Set exercise - Write the material out again in full, word for word. Do not include the pictures.

Input rows -
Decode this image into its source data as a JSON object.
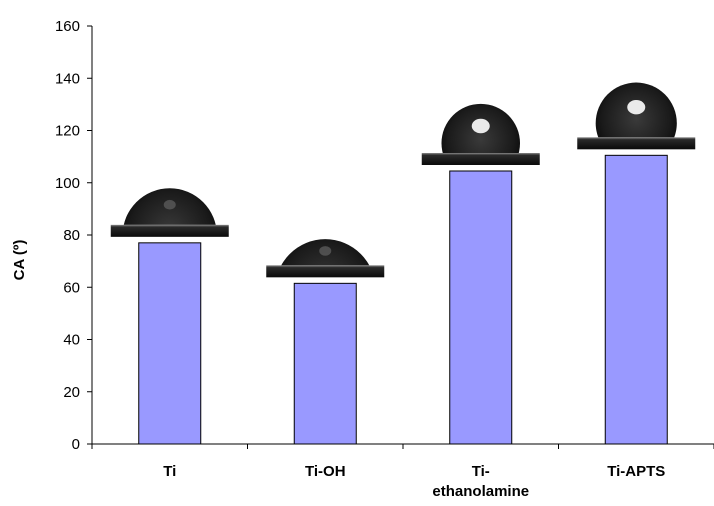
{
  "chart_data": {
    "type": "bar",
    "title": "",
    "xlabel": "",
    "ylabel": "CA (º)",
    "ylim": [
      0,
      160
    ],
    "yticks": [
      0,
      20,
      40,
      60,
      80,
      100,
      120,
      140,
      160
    ],
    "categories": [
      [
        "Ti"
      ],
      [
        "Ti-OH"
      ],
      [
        "Ti-",
        "ethanolamine"
      ],
      [
        "Ti-APTS"
      ]
    ],
    "values": [
      77,
      61.5,
      104.5,
      110.5
    ],
    "grid": false,
    "legend": "none",
    "colors": {
      "bar_fill": "#9999ff",
      "bar_stroke": "#000000",
      "axis": "#000000",
      "droplet": "#1c1c1c",
      "substrate": "#111111",
      "background": "#ffffff"
    }
  }
}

In response -
Decode this image into its source data as a JSON object.
{
  "chart_data": {
    "type": "bar",
    "title": "",
    "xlabel": "",
    "ylabel": "CA (º)",
    "ylim": [
      0,
      160
    ],
    "yticks": [
      0,
      20,
      40,
      60,
      80,
      100,
      120,
      140,
      160
    ],
    "categories": [
      [
        "Ti"
      ],
      [
        "Ti-OH"
      ],
      [
        "Ti-",
        "ethanolamine"
      ],
      [
        "Ti-APTS"
      ]
    ],
    "values": [
      77,
      61.5,
      104.5,
      110.5
    ],
    "grid": false,
    "legend": "none",
    "colors": {
      "bar_fill": "#9999ff",
      "bar_stroke": "#000000",
      "axis": "#000000",
      "droplet": "#1c1c1c",
      "substrate": "#111111",
      "background": "#ffffff"
    }
  }
}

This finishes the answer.